*Exercise materials*:
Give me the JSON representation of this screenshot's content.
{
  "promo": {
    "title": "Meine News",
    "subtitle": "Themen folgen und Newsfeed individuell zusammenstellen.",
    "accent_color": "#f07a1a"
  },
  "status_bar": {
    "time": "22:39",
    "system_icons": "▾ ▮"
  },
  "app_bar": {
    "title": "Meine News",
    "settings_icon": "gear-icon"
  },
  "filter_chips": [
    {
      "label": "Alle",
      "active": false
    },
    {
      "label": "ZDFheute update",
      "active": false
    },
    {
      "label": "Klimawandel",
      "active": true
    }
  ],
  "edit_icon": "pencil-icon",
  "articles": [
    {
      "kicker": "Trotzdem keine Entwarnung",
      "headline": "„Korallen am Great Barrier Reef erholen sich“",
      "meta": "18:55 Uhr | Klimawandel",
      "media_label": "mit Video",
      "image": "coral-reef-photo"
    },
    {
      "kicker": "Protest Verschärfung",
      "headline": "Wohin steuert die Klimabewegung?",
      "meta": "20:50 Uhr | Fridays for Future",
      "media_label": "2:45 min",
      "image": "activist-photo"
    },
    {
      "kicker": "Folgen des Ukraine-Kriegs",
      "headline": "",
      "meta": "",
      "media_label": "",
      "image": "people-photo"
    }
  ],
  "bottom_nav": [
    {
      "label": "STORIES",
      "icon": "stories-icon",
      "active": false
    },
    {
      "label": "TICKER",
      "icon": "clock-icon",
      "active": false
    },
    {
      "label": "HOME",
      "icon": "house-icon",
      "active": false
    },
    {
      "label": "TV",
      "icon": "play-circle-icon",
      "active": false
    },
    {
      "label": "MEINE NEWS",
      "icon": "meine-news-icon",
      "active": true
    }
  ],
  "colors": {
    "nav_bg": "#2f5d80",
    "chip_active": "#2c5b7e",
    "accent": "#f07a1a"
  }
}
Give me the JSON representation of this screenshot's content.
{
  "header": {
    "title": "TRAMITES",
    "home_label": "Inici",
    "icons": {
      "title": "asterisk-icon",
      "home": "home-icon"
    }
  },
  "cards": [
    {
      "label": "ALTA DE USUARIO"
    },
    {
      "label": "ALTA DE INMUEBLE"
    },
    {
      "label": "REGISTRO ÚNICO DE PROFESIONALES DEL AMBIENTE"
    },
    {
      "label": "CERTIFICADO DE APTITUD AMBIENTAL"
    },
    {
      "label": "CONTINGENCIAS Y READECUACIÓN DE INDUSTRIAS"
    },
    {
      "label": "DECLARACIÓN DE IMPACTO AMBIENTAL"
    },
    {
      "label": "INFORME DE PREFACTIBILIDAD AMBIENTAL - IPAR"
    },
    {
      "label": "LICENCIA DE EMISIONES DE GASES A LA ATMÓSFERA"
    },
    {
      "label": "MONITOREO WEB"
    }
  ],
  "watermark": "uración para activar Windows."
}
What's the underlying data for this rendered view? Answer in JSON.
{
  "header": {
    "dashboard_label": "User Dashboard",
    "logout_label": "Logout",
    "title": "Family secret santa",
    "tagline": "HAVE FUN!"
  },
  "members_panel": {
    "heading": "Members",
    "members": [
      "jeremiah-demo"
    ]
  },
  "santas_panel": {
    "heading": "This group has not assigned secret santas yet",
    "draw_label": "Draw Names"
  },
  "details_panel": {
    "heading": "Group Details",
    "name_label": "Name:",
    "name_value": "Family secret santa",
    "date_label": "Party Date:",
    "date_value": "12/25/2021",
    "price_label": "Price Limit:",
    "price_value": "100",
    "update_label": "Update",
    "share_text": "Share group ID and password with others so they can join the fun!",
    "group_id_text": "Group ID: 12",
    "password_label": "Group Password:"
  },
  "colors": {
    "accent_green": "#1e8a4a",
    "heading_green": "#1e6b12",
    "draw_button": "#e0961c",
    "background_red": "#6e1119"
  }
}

*Aim*:
Emit the records above again, exactly, with no line skipped.

*Reply*:
Give me the JSON representation of this screenshot's content.
{
  "promo": {
    "title": "Meine News",
    "subtitle": "Themen folgen und Newsfeed individuell zusammenstellen.",
    "accent_color": "#f07a1a"
  },
  "status_bar": {
    "time": "22:39",
    "system_icons": "▾ ▮"
  },
  "app_bar": {
    "title": "Meine News",
    "settings_icon": "gear-icon"
  },
  "filter_chips": [
    {
      "label": "Alle",
      "active": false
    },
    {
      "label": "ZDFheute update",
      "active": false
    },
    {
      "label": "Klimawandel",
      "active": true
    }
  ],
  "edit_icon": "pencil-icon",
  "articles": [
    {
      "kicker": "Trotzdem keine Entwarnung",
      "headline": "„Korallen am Great Barrier Reef erholen sich“",
      "meta": "18:55 Uhr | Klimawandel",
      "media_label": "mit Video",
      "image": "coral-reef-photo"
    },
    {
      "kicker": "Protest Verschärfung",
      "headline": "Wohin steuert die Klimabewegung?",
      "meta": "20:50 Uhr | Fridays for Future",
      "media_label": "2:45 min",
      "image": "activist-photo"
    },
    {
      "kicker": "Folgen des Ukraine-Kriegs",
      "headline": "",
      "meta": "",
      "media_label": "",
      "image": "people-photo"
    }
  ],
  "bottom_nav": [
    {
      "label": "STORIES",
      "icon": "stories-icon",
      "active": false
    },
    {
      "label": "TICKER",
      "icon": "clock-icon",
      "active": false
    },
    {
      "label": "HOME",
      "icon": "house-icon",
      "active": false
    },
    {
      "label": "TV",
      "icon": "play-circle-icon",
      "active": false
    },
    {
      "label": "MEINE NEWS",
      "icon": "meine-news-icon",
      "active": true
    }
  ],
  "colors": {
    "nav_bg": "#2f5d80",
    "chip_active": "#2c5b7e",
    "accent": "#f07a1a"
  }
}
Give me the JSON representation of this screenshot's content.
{
  "header": {
    "title": "TRAMITES",
    "home_label": "Inici",
    "icons": {
      "title": "asterisk-icon",
      "home": "home-icon"
    }
  },
  "cards": [
    {
      "label": "ALTA DE USUARIO"
    },
    {
      "label": "ALTA DE INMUEBLE"
    },
    {
      "label": "REGISTRO ÚNICO DE PROFESIONALES DEL AMBIENTE"
    },
    {
      "label": "CERTIFICADO DE APTITUD AMBIENTAL"
    },
    {
      "label": "CONTINGENCIAS Y READECUACIÓN DE INDUSTRIAS"
    },
    {
      "label": "DECLARACIÓN DE IMPACTO AMBIENTAL"
    },
    {
      "label": "INFORME DE PREFACTIBILIDAD AMBIENTAL - IPAR"
    },
    {
      "label": "LICENCIA DE EMISIONES DE GASES A LA ATMÓSFERA"
    },
    {
      "label": "MONITOREO WEB"
    }
  ],
  "watermark": "uración para activar Windows."
}
What's the underlying data for this rendered view? Answer in JSON.
{
  "header": {
    "dashboard_label": "User Dashboard",
    "logout_label": "Logout",
    "title": "Family secret santa",
    "tagline": "HAVE FUN!"
  },
  "members_panel": {
    "heading": "Members",
    "members": [
      "jeremiah-demo"
    ]
  },
  "santas_panel": {
    "heading": "This group has not assigned secret santas yet",
    "draw_label": "Draw Names"
  },
  "details_panel": {
    "heading": "Group Details",
    "name_label": "Name:",
    "name_value": "Family secret santa",
    "date_label": "Party Date:",
    "date_value": "12/25/2021",
    "price_label": "Price Limit:",
    "price_value": "100",
    "update_label": "Update",
    "share_text": "Share group ID and password with others so they can join the fun!",
    "group_id_text": "Group ID: 12",
    "password_label": "Group Password:"
  },
  "colors": {
    "accent_green": "#1e8a4a",
    "heading_green": "#1e6b12",
    "draw_button": "#e0961c",
    "background_red": "#6e1119"
  }
}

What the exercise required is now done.